Goal:
Give nothing except the number of lines containing the word "JSON".

═════ Dataset rows

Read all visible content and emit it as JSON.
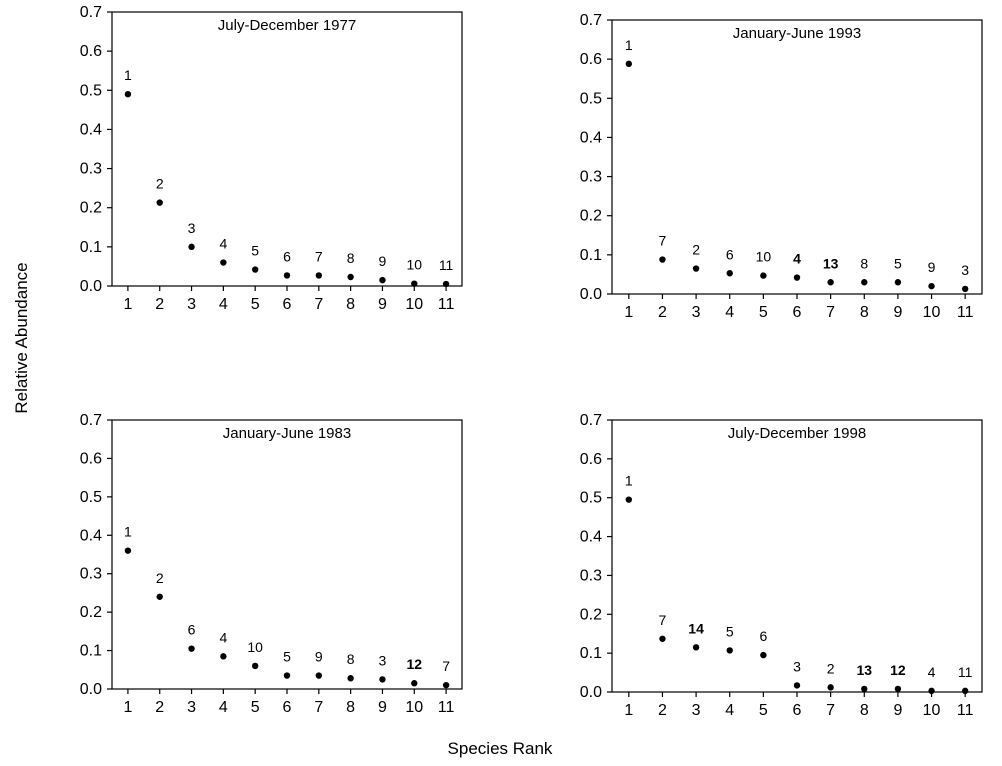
{
  "figure": {
    "ylabel": "Relative Abundance",
    "xlabel": "Species Rank"
  },
  "chart_data": [
    {
      "type": "scatter",
      "title": "July-December 1977",
      "x": [
        1,
        2,
        3,
        4,
        5,
        6,
        7,
        8,
        9,
        10,
        11
      ],
      "y": [
        0.49,
        0.213,
        0.1,
        0.06,
        0.042,
        0.027,
        0.027,
        0.023,
        0.015,
        0.006,
        0.005
      ],
      "point_labels": [
        "1",
        "2",
        "3",
        "4",
        "5",
        "6",
        "7",
        "8",
        "9",
        "10",
        "11"
      ],
      "bold_labels": [],
      "xlim": [
        0.5,
        11.5
      ],
      "ylim": [
        0,
        0.7
      ],
      "yticks": [
        "0.0",
        "0.1",
        "0.2",
        "0.3",
        "0.4",
        "0.5",
        "0.6",
        "0.7"
      ],
      "xticks": [
        "1",
        "2",
        "3",
        "4",
        "5",
        "6",
        "7",
        "8",
        "9",
        "10",
        "11"
      ],
      "grid": false
    },
    {
      "type": "scatter",
      "title": "January-June 1993",
      "x": [
        1,
        2,
        3,
        4,
        5,
        6,
        7,
        8,
        9,
        10,
        11
      ],
      "y": [
        0.588,
        0.088,
        0.065,
        0.053,
        0.047,
        0.042,
        0.03,
        0.03,
        0.03,
        0.02,
        0.013
      ],
      "point_labels": [
        "1",
        "7",
        "2",
        "6",
        "10",
        "4",
        "13",
        "8",
        "5",
        "9",
        "3"
      ],
      "bold_labels": [
        "4",
        "13"
      ],
      "xlim": [
        0.5,
        11.5
      ],
      "ylim": [
        0,
        0.7
      ],
      "yticks": [
        "0.0",
        "0.1",
        "0.2",
        "0.3",
        "0.4",
        "0.5",
        "0.6",
        "0.7"
      ],
      "xticks": [
        "1",
        "2",
        "3",
        "4",
        "5",
        "6",
        "7",
        "8",
        "9",
        "10",
        "11"
      ],
      "grid": false
    },
    {
      "type": "scatter",
      "title": "January-June 1983",
      "x": [
        1,
        2,
        3,
        4,
        5,
        6,
        7,
        8,
        9,
        10,
        11
      ],
      "y": [
        0.36,
        0.24,
        0.105,
        0.085,
        0.06,
        0.035,
        0.035,
        0.028,
        0.025,
        0.015,
        0.01
      ],
      "point_labels": [
        "1",
        "2",
        "6",
        "4",
        "10",
        "5",
        "9",
        "8",
        "3",
        "12",
        "7"
      ],
      "bold_labels": [
        "12"
      ],
      "xlim": [
        0.5,
        11.5
      ],
      "ylim": [
        0,
        0.7
      ],
      "yticks": [
        "0.0",
        "0.1",
        "0.2",
        "0.3",
        "0.4",
        "0.5",
        "0.6",
        "0.7"
      ],
      "xticks": [
        "1",
        "2",
        "3",
        "4",
        "5",
        "6",
        "7",
        "8",
        "9",
        "10",
        "11"
      ],
      "grid": false
    },
    {
      "type": "scatter",
      "title": "July-December 1998",
      "x": [
        1,
        2,
        3,
        4,
        5,
        6,
        7,
        8,
        9,
        10,
        11
      ],
      "y": [
        0.495,
        0.137,
        0.115,
        0.107,
        0.095,
        0.017,
        0.012,
        0.008,
        0.008,
        0.003,
        0.003
      ],
      "point_labels": [
        "1",
        "7",
        "14",
        "5",
        "6",
        "3",
        "2",
        "13",
        "12",
        "4",
        "11"
      ],
      "bold_labels": [
        "14",
        "13",
        "12"
      ],
      "xlim": [
        0.5,
        11.5
      ],
      "ylim": [
        0,
        0.7
      ],
      "yticks": [
        "0.0",
        "0.1",
        "0.2",
        "0.3",
        "0.4",
        "0.5",
        "0.6",
        "0.7"
      ],
      "xticks": [
        "1",
        "2",
        "3",
        "4",
        "5",
        "6",
        "7",
        "8",
        "9",
        "10",
        "11"
      ],
      "grid": false
    }
  ]
}
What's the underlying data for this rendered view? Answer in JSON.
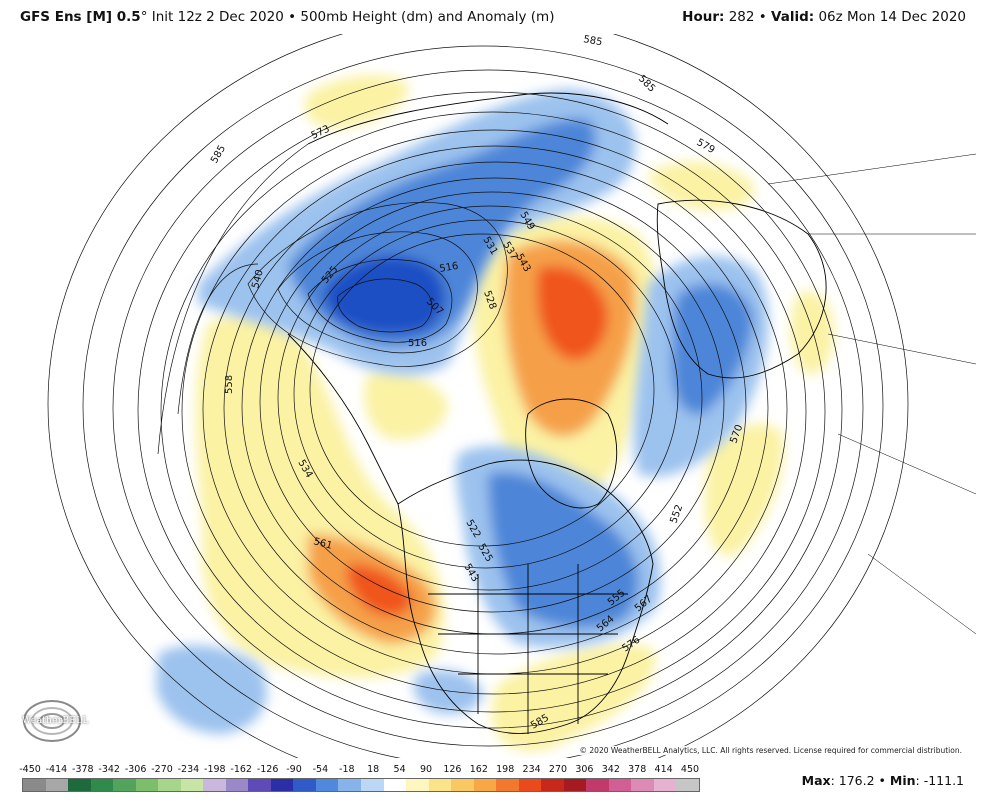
{
  "header": {
    "model": "GFS Ens [M] 0.5",
    "degree": "°",
    "init": " Init 12z 2 Dec 2020 • 500mb Height (dm) and Anomaly (m)",
    "hour_label": "Hour:",
    "hour_value": " 282 • ",
    "valid_label": "Valid:",
    "valid_value": " 06z Mon 14 Dec 2020"
  },
  "map": {
    "contour_labels": [
      "585",
      "573",
      "579",
      "585",
      "549",
      "540",
      "531",
      "537",
      "543",
      "525",
      "516",
      "507",
      "516",
      "528",
      "558",
      "534",
      "561",
      "522",
      "543",
      "525",
      "570",
      "552",
      "555",
      "567",
      "564",
      "576",
      "585",
      "585"
    ],
    "colors": {
      "deep_blue": "#1f4fc4",
      "mid_blue": "#4d86d8",
      "light_blue": "#9cc2ee",
      "pale_yellow": "#fbf2a4",
      "orange": "#f5a04a",
      "red_orange": "#f0541e"
    }
  },
  "logo": {
    "text": "WeatherBELL"
  },
  "copyright": "© 2020 WeatherBELL Analytics, LLC. All rights reserved. License required for commercial distribution.",
  "colorbar": {
    "ticks": [
      "-450",
      "-414",
      "-378",
      "-342",
      "-306",
      "-270",
      "-234",
      "-198",
      "-162",
      "-126",
      "-90",
      "-54",
      "-18",
      "18",
      "54",
      "90",
      "126",
      "162",
      "198",
      "234",
      "270",
      "306",
      "342",
      "378",
      "414",
      "450"
    ],
    "colors": [
      "#8a8a8a",
      "#a7a7a7",
      "#1d6b3c",
      "#2f8a4c",
      "#52a45c",
      "#7cbf6a",
      "#a7d68a",
      "#c7e6a6",
      "#c9b8dc",
      "#9b88c9",
      "#5f4bb8",
      "#2a2fa8",
      "#2f5bc9",
      "#4f88dc",
      "#86b4ea",
      "#bcd6f5",
      "#ffffff",
      "#fdf6bf",
      "#fbe38a",
      "#f9c862",
      "#f7a845",
      "#f3782e",
      "#ea4a1c",
      "#c8281a",
      "#a61a22",
      "#c23a6a",
      "#d15f93",
      "#dd8ab4",
      "#e7b2cf",
      "#c6c6c6"
    ],
    "max_label": "Max",
    "max_value": ": 176.2 • ",
    "min_label": "Min",
    "min_value": ": -111.1"
  }
}
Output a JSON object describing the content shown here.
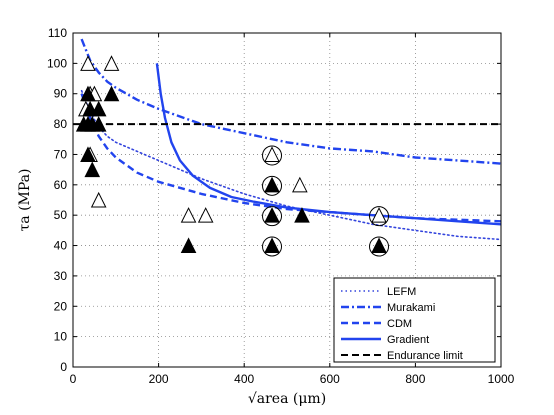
{
  "chart_data": {
    "type": "scatter",
    "title": "",
    "xlabel": "√area (μm)",
    "ylabel": "τa (MPa)",
    "xlim": [
      0,
      1000
    ],
    "ylim": [
      0,
      110
    ],
    "x_ticks": [
      "0",
      "200",
      "400",
      "600",
      "800",
      "1000"
    ],
    "y_ticks": [
      "0",
      "10",
      "20",
      "30",
      "40",
      "50",
      "60",
      "70",
      "80",
      "90",
      "100",
      "110"
    ],
    "grid": true,
    "legend_position": "bottom-right",
    "series": [
      {
        "name": "LEFM",
        "style": "dotted",
        "color": "#3344dd",
        "x": [
          20,
          40,
          60,
          80,
          100,
          150,
          200,
          300,
          400,
          500,
          600,
          700,
          800,
          900,
          1000
        ],
        "y": [
          91,
          84,
          79,
          76,
          74,
          71,
          68,
          62,
          57,
          53,
          50,
          47,
          45,
          43,
          42
        ]
      },
      {
        "name": "Murakami",
        "style": "dashdot",
        "color": "#2244ee",
        "x": [
          20,
          40,
          60,
          80,
          100,
          150,
          200,
          300,
          400,
          500,
          600,
          700,
          800,
          900,
          1000
        ],
        "y": [
          108,
          101,
          97,
          94,
          92,
          88,
          85,
          80,
          77,
          74,
          72,
          71,
          69,
          68,
          67
        ]
      },
      {
        "name": "CDM",
        "style": "dashed",
        "color": "#2244ee",
        "x": [
          20,
          40,
          60,
          80,
          100,
          150,
          200,
          300,
          400,
          500,
          600,
          700,
          800,
          900,
          1000
        ],
        "y": [
          90,
          82,
          76,
          72,
          69,
          64,
          61,
          57,
          54,
          52,
          51,
          50,
          49,
          48.5,
          48
        ]
      },
      {
        "name": "Gradient",
        "style": "solid",
        "color": "#2244ee",
        "x": [
          196,
          205,
          215,
          230,
          250,
          280,
          320,
          370,
          420,
          500,
          600,
          700,
          800,
          900,
          1000
        ],
        "y": [
          100,
          90,
          82,
          74,
          68,
          63,
          59,
          56,
          54.5,
          52.5,
          51,
          50,
          49,
          48,
          47
        ]
      },
      {
        "name": "Endurance limit",
        "style": "dashed",
        "color": "#000000",
        "x": [
          0,
          1000
        ],
        "y": [
          80,
          80
        ]
      }
    ],
    "markers": {
      "open_triangles": [
        {
          "x": 35,
          "y": 100
        },
        {
          "x": 90,
          "y": 100
        },
        {
          "x": 40,
          "y": 90
        },
        {
          "x": 50,
          "y": 90
        },
        {
          "x": 30,
          "y": 85
        },
        {
          "x": 40,
          "y": 70
        },
        {
          "x": 60,
          "y": 55
        },
        {
          "x": 270,
          "y": 50
        },
        {
          "x": 310,
          "y": 50
        },
        {
          "x": 530,
          "y": 60
        },
        {
          "x": 465,
          "y": 70
        },
        {
          "x": 715,
          "y": 50
        }
      ],
      "filled_triangles": [
        {
          "x": 35,
          "y": 90
        },
        {
          "x": 90,
          "y": 90
        },
        {
          "x": 60,
          "y": 85
        },
        {
          "x": 40,
          "y": 85
        },
        {
          "x": 25,
          "y": 80
        },
        {
          "x": 35,
          "y": 80
        },
        {
          "x": 45,
          "y": 80
        },
        {
          "x": 60,
          "y": 80
        },
        {
          "x": 35,
          "y": 70
        },
        {
          "x": 45,
          "y": 65
        },
        {
          "x": 270,
          "y": 40
        },
        {
          "x": 465,
          "y": 60
        },
        {
          "x": 465,
          "y": 50
        },
        {
          "x": 535,
          "y": 50
        },
        {
          "x": 465,
          "y": 40
        },
        {
          "x": 715,
          "y": 40
        }
      ],
      "circled": [
        {
          "x": 465,
          "y": 70
        },
        {
          "x": 465,
          "y": 60
        },
        {
          "x": 465,
          "y": 50
        },
        {
          "x": 465,
          "y": 40
        },
        {
          "x": 715,
          "y": 50
        },
        {
          "x": 715,
          "y": 40
        }
      ]
    }
  }
}
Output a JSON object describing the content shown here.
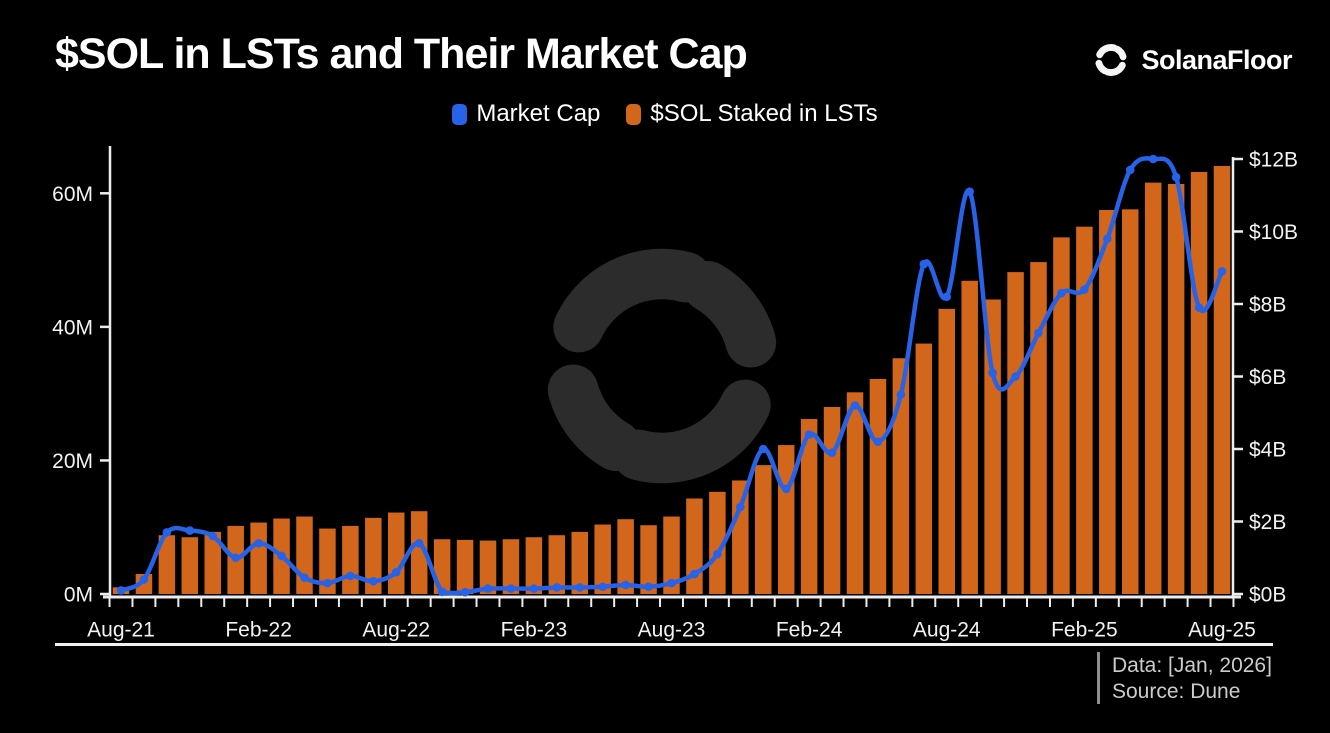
{
  "header": {
    "title": "$SOL in LSTs and Their Market Cap",
    "brand": "SolanaFloor"
  },
  "legend": [
    {
      "label": "Market Cap",
      "color": "#2763e8"
    },
    {
      "label": "$SOL Staked in LSTs",
      "color": "#d2661a"
    }
  ],
  "footer": {
    "data_note": "Data: [Jan, 2026]",
    "source_note": "Source: Dune"
  },
  "chart_data": {
    "type": "bar",
    "title": "$SOL in LSTs and Their Market Cap",
    "categories": [
      "Aug-21",
      "Sep-21",
      "Oct-21",
      "Nov-21",
      "Dec-21",
      "Jan-22",
      "Feb-22",
      "Mar-22",
      "Apr-22",
      "May-22",
      "Jun-22",
      "Jul-22",
      "Aug-22",
      "Sep-22",
      "Oct-22",
      "Nov-22",
      "Dec-22",
      "Jan-23",
      "Feb-23",
      "Mar-23",
      "Apr-23",
      "May-23",
      "Jun-23",
      "Jul-23",
      "Aug-23",
      "Sep-23",
      "Oct-23",
      "Nov-23",
      "Dec-23",
      "Jan-24",
      "Feb-24",
      "Mar-24",
      "Apr-24",
      "May-24",
      "Jun-24",
      "Jul-24",
      "Aug-24",
      "Sep-24",
      "Oct-24",
      "Nov-24",
      "Dec-24",
      "Jan-25",
      "Feb-25",
      "Mar-25",
      "Apr-25",
      "May-25",
      "Jun-25",
      "Jul-25",
      "Aug-25"
    ],
    "series": [
      {
        "name": "$SOL Staked in LSTs",
        "type": "bar",
        "axis": "left",
        "unit": "millions of SOL",
        "color": "#d2661a",
        "values": [
          1.0,
          3.0,
          8.8,
          8.5,
          9.3,
          10.2,
          10.7,
          11.3,
          11.6,
          9.8,
          10.2,
          11.4,
          12.2,
          12.4,
          8.2,
          8.1,
          8.0,
          8.2,
          8.5,
          8.8,
          9.3,
          10.4,
          11.2,
          10.3,
          11.6,
          14.3,
          15.3,
          17.0,
          19.3,
          22.3,
          26.2,
          28.0,
          30.2,
          32.2,
          35.3,
          37.5,
          42.7,
          46.9,
          44.1,
          48.2,
          49.7,
          53.4,
          55.0,
          57.5,
          57.6,
          61.6,
          61.4,
          63.2,
          64.1
        ]
      },
      {
        "name": "Market Cap",
        "type": "line",
        "axis": "right",
        "unit": "$ billions",
        "color": "#2763e8",
        "values": [
          0.1,
          0.4,
          1.7,
          1.75,
          1.6,
          1.0,
          1.4,
          1.05,
          0.45,
          0.3,
          0.5,
          0.35,
          0.6,
          1.4,
          0.06,
          0.05,
          0.15,
          0.15,
          0.15,
          0.18,
          0.18,
          0.2,
          0.25,
          0.2,
          0.3,
          0.55,
          1.1,
          2.4,
          4.0,
          2.9,
          4.4,
          3.9,
          5.2,
          4.2,
          5.5,
          9.1,
          8.2,
          11.1,
          6.1,
          6.0,
          7.2,
          8.3,
          8.4,
          9.8,
          11.7,
          12.0,
          11.5,
          7.9,
          8.9
        ]
      }
    ],
    "x_tick_labels": [
      "Aug-21",
      "Feb-22",
      "Aug-22",
      "Feb-23",
      "Aug-23",
      "Feb-24",
      "Aug-24",
      "Feb-25",
      "Aug-25"
    ],
    "x_label_every": 6,
    "y_left": {
      "ticks": [
        "0M",
        "20M",
        "40M",
        "60M"
      ],
      "values": [
        0,
        20,
        40,
        60
      ],
      "range": [
        0,
        66.5
      ]
    },
    "y_right": {
      "ticks": [
        "$0B",
        "$2B",
        "$4B",
        "$6B",
        "$8B",
        "$10B",
        "$12B"
      ],
      "values": [
        0,
        2,
        4,
        6,
        8,
        10,
        12
      ],
      "range": [
        0,
        12.25
      ]
    },
    "grid": false,
    "legend_position": "top-center",
    "background": "#000000"
  }
}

══════════

Complete response:
4